Source information
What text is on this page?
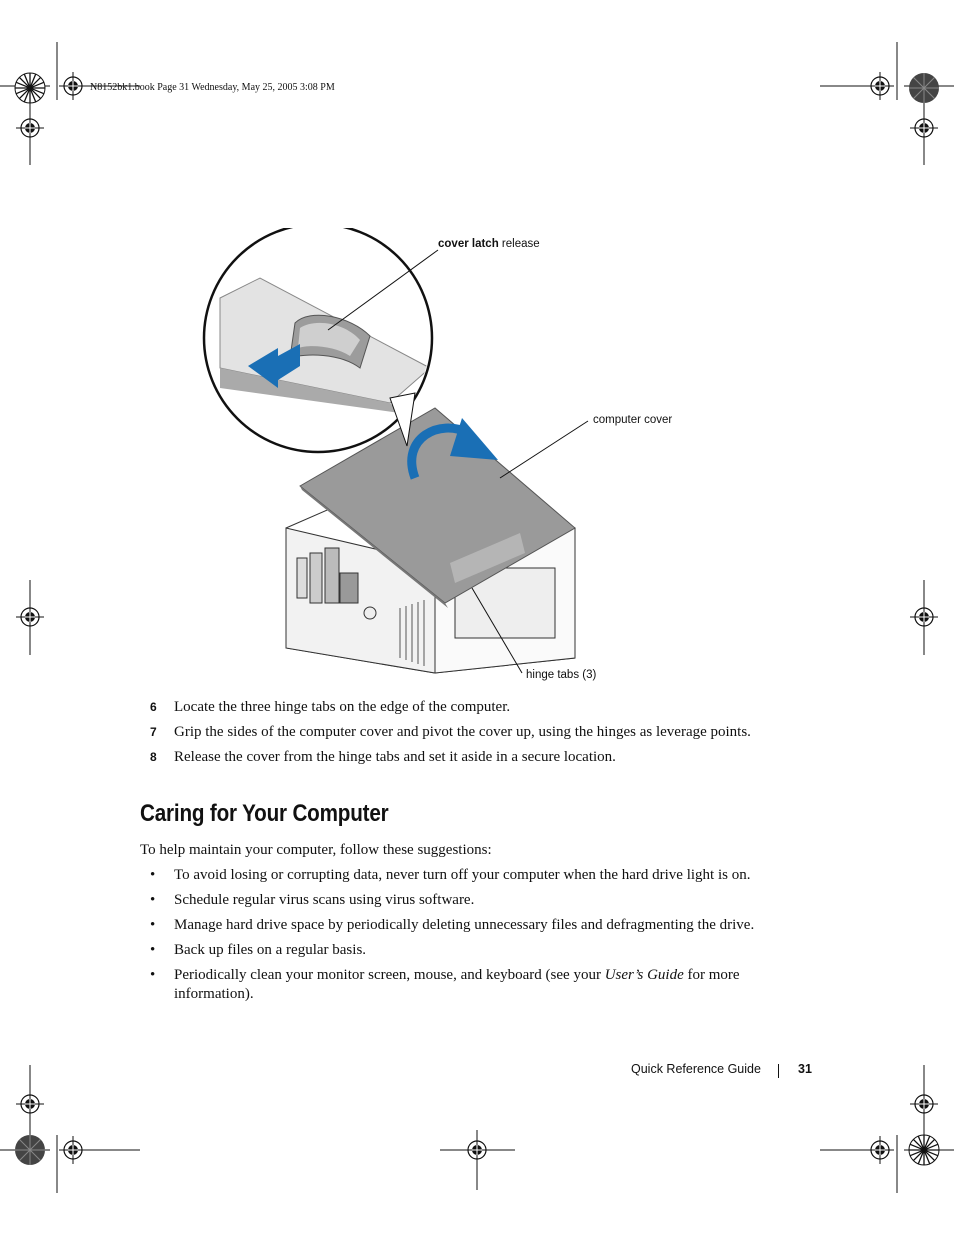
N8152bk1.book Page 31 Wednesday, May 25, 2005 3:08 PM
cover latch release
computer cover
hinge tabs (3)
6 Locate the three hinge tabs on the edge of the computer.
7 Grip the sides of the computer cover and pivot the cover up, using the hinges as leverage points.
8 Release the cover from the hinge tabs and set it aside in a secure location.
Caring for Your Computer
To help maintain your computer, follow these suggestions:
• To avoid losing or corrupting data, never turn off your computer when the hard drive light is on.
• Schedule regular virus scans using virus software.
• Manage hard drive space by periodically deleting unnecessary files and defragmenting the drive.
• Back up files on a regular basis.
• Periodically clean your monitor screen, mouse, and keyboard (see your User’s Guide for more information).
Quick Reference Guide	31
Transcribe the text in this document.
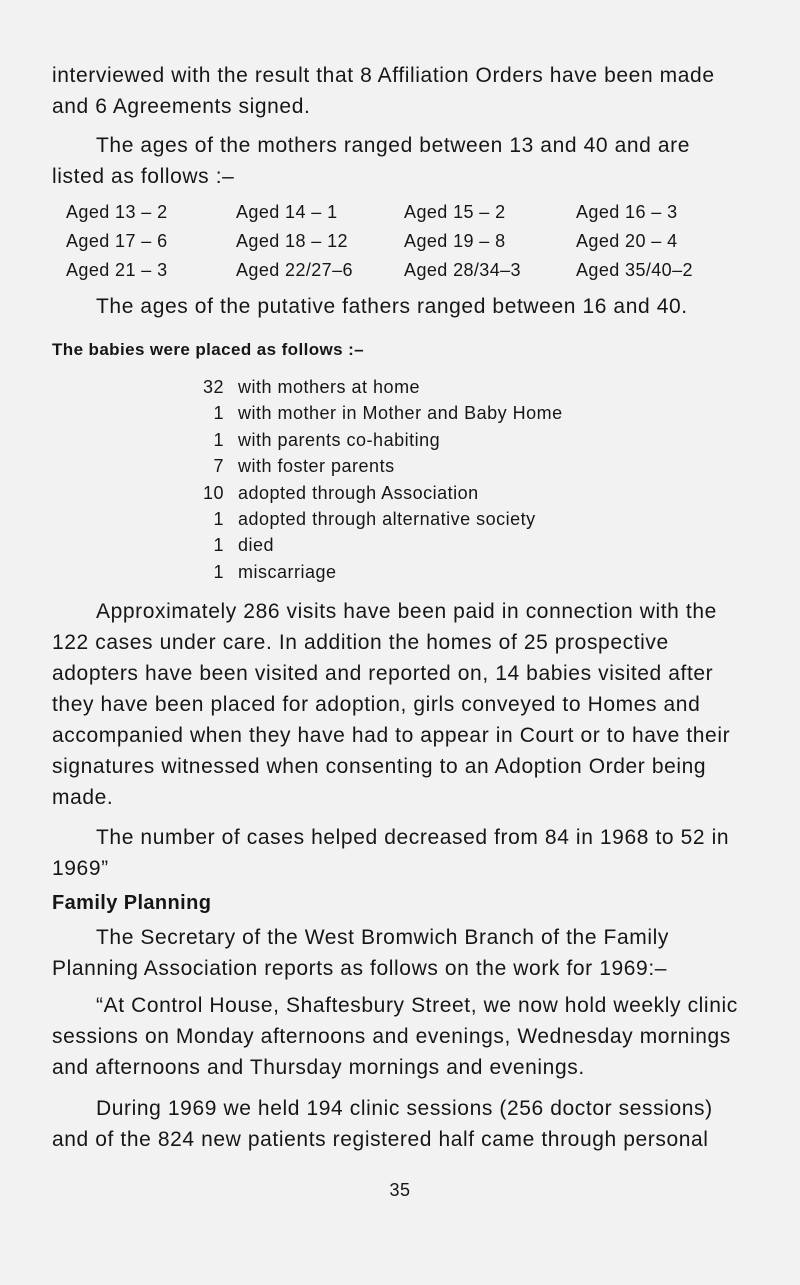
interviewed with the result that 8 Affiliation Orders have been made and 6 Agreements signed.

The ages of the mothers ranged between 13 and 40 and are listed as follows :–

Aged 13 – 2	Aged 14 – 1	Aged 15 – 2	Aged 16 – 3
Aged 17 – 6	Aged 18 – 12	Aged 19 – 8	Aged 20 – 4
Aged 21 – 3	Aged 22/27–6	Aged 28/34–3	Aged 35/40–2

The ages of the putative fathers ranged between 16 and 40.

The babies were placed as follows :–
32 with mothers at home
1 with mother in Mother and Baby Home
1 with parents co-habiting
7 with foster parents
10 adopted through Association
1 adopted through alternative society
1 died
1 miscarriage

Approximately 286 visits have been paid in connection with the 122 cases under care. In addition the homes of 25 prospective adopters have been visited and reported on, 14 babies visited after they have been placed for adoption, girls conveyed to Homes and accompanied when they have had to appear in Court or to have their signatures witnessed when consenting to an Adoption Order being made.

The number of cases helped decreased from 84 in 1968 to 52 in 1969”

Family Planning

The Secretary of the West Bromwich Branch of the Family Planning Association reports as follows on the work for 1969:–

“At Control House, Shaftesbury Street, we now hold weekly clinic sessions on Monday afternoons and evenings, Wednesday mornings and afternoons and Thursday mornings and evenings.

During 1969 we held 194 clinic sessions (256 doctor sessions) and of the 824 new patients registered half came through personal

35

Try it
Go through the listing and restate each line word for word, leaving out the pictures.

Your solution
What text is on this page?
N8152bk1.book Page 31 Wednesday, May 25, 2005 3:08 PM
cover latch release
computer cover
hinge tabs (3)
6 Locate the three hinge tabs on the edge of the computer.
7 Grip the sides of the computer cover and pivot the cover up, using the hinges as leverage points.
8 Release the cover from the hinge tabs and set it aside in a secure location.
Caring for Your Computer
To help maintain your computer, follow these suggestions:
• To avoid losing or corrupting data, never turn off your computer when the hard drive light is on.
• Schedule regular virus scans using virus software.
• Manage hard drive space by periodically deleting unnecessary files and defragmenting the drive.
• Back up files on a regular basis.
• Periodically clean your monitor screen, mouse, and keyboard (see your User’s Guide for more information).
Quick Reference Guide	31
Transcribe the text in this document.
interviewed with the result that 8 Affiliation Orders have been made and 6 Agreements signed.

The ages of the mothers ranged between 13 and 40 and are listed as follows :–

Aged 13 – 2	Aged 14 – 1	Aged 15 – 2	Aged 16 – 3
Aged 17 – 6	Aged 18 – 12	Aged 19 – 8	Aged 20 – 4
Aged 21 – 3	Aged 22/27–6	Aged 28/34–3	Aged 35/40–2

The ages of the putative fathers ranged between 16 and 40.

The babies were placed as follows :–
32 with mothers at home
1 with mother in Mother and Baby Home
1 with parents co-habiting
7 with foster parents
10 adopted through Association
1 adopted through alternative society
1 died
1 miscarriage

Approximately 286 visits have been paid in connection with the 122 cases under care. In addition the homes of 25 prospective adopters have been visited and reported on, 14 babies visited after they have been placed for adoption, girls conveyed to Homes and accompanied when they have had to appear in Court or to have their signatures witnessed when consenting to an Adoption Order being made.

The number of cases helped decreased from 84 in 1968 to 52 in 1969”

Family Planning

The Secretary of the West Bromwich Branch of the Family Planning Association reports as follows on the work for 1969:–

“At Control House, Shaftesbury Street, we now hold weekly clinic sessions on Monday afternoons and evenings, Wednesday mornings and afternoons and Thursday mornings and evenings.

During 1969 we held 194 clinic sessions (256 doctor sessions) and of the 824 new patients registered half came through personal

35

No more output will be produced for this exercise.